Task directions
Output all lines exactly, with nothing added or dropped.

Stored data entries
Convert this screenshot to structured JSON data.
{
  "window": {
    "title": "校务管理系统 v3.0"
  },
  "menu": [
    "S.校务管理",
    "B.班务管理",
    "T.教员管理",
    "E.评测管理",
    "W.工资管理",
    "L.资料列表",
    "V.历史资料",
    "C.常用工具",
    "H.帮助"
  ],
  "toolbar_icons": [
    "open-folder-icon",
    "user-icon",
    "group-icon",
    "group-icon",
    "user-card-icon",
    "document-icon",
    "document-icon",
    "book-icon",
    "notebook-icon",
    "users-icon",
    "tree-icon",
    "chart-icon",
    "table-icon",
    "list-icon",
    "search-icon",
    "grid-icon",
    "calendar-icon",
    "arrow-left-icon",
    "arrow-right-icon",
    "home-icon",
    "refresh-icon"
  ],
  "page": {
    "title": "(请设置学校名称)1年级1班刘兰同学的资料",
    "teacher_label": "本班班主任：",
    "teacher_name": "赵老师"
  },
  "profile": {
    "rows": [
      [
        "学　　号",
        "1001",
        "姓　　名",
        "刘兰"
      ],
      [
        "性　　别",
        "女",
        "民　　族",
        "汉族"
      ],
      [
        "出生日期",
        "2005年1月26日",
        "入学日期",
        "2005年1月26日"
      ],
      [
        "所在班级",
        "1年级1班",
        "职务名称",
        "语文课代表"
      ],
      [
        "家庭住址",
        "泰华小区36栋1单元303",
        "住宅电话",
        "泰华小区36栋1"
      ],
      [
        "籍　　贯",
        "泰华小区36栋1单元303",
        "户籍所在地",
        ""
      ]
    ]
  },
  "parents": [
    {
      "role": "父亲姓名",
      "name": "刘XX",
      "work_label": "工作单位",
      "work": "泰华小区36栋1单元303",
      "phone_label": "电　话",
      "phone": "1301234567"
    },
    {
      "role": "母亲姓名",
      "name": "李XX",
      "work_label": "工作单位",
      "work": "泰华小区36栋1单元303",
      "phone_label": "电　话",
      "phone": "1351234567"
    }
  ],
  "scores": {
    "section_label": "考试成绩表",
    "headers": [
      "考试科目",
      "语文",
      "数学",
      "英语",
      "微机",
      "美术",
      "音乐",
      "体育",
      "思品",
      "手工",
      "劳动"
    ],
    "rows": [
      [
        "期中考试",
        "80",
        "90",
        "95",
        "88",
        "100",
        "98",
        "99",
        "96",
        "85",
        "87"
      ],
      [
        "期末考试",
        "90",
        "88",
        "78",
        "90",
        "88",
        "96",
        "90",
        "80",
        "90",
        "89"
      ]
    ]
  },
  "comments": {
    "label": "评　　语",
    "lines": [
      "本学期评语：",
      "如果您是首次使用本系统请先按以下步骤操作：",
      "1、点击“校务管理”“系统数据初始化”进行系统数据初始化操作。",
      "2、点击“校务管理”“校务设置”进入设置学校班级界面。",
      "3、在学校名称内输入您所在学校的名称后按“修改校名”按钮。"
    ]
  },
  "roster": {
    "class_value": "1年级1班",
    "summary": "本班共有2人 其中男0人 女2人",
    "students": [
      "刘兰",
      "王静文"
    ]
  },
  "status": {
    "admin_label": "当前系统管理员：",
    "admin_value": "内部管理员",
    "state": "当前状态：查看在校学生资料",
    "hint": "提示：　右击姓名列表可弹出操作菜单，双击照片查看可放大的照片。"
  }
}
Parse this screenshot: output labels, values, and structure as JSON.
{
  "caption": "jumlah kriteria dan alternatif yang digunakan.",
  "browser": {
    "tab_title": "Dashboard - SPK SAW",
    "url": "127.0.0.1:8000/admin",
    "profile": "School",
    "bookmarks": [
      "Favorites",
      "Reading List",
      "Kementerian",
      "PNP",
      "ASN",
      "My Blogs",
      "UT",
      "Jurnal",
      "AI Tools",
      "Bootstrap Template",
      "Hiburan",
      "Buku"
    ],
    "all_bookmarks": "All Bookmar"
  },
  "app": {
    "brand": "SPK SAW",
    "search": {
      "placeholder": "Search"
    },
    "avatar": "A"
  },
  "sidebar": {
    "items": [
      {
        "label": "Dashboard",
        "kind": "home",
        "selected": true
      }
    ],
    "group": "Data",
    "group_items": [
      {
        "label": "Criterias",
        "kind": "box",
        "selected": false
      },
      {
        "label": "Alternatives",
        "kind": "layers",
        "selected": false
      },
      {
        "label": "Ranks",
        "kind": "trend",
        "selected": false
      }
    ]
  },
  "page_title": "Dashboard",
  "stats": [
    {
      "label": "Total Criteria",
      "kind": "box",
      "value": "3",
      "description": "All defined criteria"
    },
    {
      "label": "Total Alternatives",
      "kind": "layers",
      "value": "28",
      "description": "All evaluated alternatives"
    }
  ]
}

Result for this exercise
Convert this screenshot to structured JSON data.
{
  "window": {
    "title": "校务管理系统 v3.0"
  },
  "menu": [
    "S.校务管理",
    "B.班务管理",
    "T.教员管理",
    "E.评测管理",
    "W.工资管理",
    "L.资料列表",
    "V.历史资料",
    "C.常用工具",
    "H.帮助"
  ],
  "toolbar_icons": [
    "open-folder-icon",
    "user-icon",
    "group-icon",
    "group-icon",
    "user-card-icon",
    "document-icon",
    "document-icon",
    "book-icon",
    "notebook-icon",
    "users-icon",
    "tree-icon",
    "chart-icon",
    "table-icon",
    "list-icon",
    "search-icon",
    "grid-icon",
    "calendar-icon",
    "arrow-left-icon",
    "arrow-right-icon",
    "home-icon",
    "refresh-icon"
  ],
  "page": {
    "title": "(请设置学校名称)1年级1班刘兰同学的资料",
    "teacher_label": "本班班主任：",
    "teacher_name": "赵老师"
  },
  "profile": {
    "rows": [
      [
        "学　　号",
        "1001",
        "姓　　名",
        "刘兰"
      ],
      [
        "性　　别",
        "女",
        "民　　族",
        "汉族"
      ],
      [
        "出生日期",
        "2005年1月26日",
        "入学日期",
        "2005年1月26日"
      ],
      [
        "所在班级",
        "1年级1班",
        "职务名称",
        "语文课代表"
      ],
      [
        "家庭住址",
        "泰华小区36栋1单元303",
        "住宅电话",
        "泰华小区36栋1"
      ],
      [
        "籍　　贯",
        "泰华小区36栋1单元303",
        "户籍所在地",
        ""
      ]
    ]
  },
  "parents": [
    {
      "role": "父亲姓名",
      "name": "刘XX",
      "work_label": "工作单位",
      "work": "泰华小区36栋1单元303",
      "phone_label": "电　话",
      "phone": "1301234567"
    },
    {
      "role": "母亲姓名",
      "name": "李XX",
      "work_label": "工作单位",
      "work": "泰华小区36栋1单元303",
      "phone_label": "电　话",
      "phone": "1351234567"
    }
  ],
  "scores": {
    "section_label": "考试成绩表",
    "headers": [
      "考试科目",
      "语文",
      "数学",
      "英语",
      "微机",
      "美术",
      "音乐",
      "体育",
      "思品",
      "手工",
      "劳动"
    ],
    "rows": [
      [
        "期中考试",
        "80",
        "90",
        "95",
        "88",
        "100",
        "98",
        "99",
        "96",
        "85",
        "87"
      ],
      [
        "期末考试",
        "90",
        "88",
        "78",
        "90",
        "88",
        "96",
        "90",
        "80",
        "90",
        "89"
      ]
    ]
  },
  "comments": {
    "label": "评　　语",
    "lines": [
      "本学期评语：",
      "如果您是首次使用本系统请先按以下步骤操作：",
      "1、点击“校务管理”“系统数据初始化”进行系统数据初始化操作。",
      "2、点击“校务管理”“校务设置”进入设置学校班级界面。",
      "3、在学校名称内输入您所在学校的名称后按“修改校名”按钮。"
    ]
  },
  "roster": {
    "class_value": "1年级1班",
    "summary": "本班共有2人 其中男0人 女2人",
    "students": [
      "刘兰",
      "王静文"
    ]
  },
  "status": {
    "admin_label": "当前系统管理员：",
    "admin_value": "内部管理员",
    "state": "当前状态：查看在校学生资料",
    "hint": "提示：　右击姓名列表可弹出操作菜单，双击照片查看可放大的照片。"
  }
}
Parse this screenshot: output labels, values, and structure as JSON.
{
  "caption": "jumlah kriteria dan alternatif yang digunakan.",
  "browser": {
    "tab_title": "Dashboard - SPK SAW",
    "url": "127.0.0.1:8000/admin",
    "profile": "School",
    "bookmarks": [
      "Favorites",
      "Reading List",
      "Kementerian",
      "PNP",
      "ASN",
      "My Blogs",
      "UT",
      "Jurnal",
      "AI Tools",
      "Bootstrap Template",
      "Hiburan",
      "Buku"
    ],
    "all_bookmarks": "All Bookmar"
  },
  "app": {
    "brand": "SPK SAW",
    "search": {
      "placeholder": "Search"
    },
    "avatar": "A"
  },
  "sidebar": {
    "items": [
      {
        "label": "Dashboard",
        "kind": "home",
        "selected": true
      }
    ],
    "group": "Data",
    "group_items": [
      {
        "label": "Criterias",
        "kind": "box",
        "selected": false
      },
      {
        "label": "Alternatives",
        "kind": "layers",
        "selected": false
      },
      {
        "label": "Ranks",
        "kind": "trend",
        "selected": false
      }
    ]
  },
  "page_title": "Dashboard",
  "stats": [
    {
      "label": "Total Criteria",
      "kind": "box",
      "value": "3",
      "description": "All defined criteria"
    },
    {
      "label": "Total Alternatives",
      "kind": "layers",
      "value": "28",
      "description": "All evaluated alternatives"
    }
  ]
}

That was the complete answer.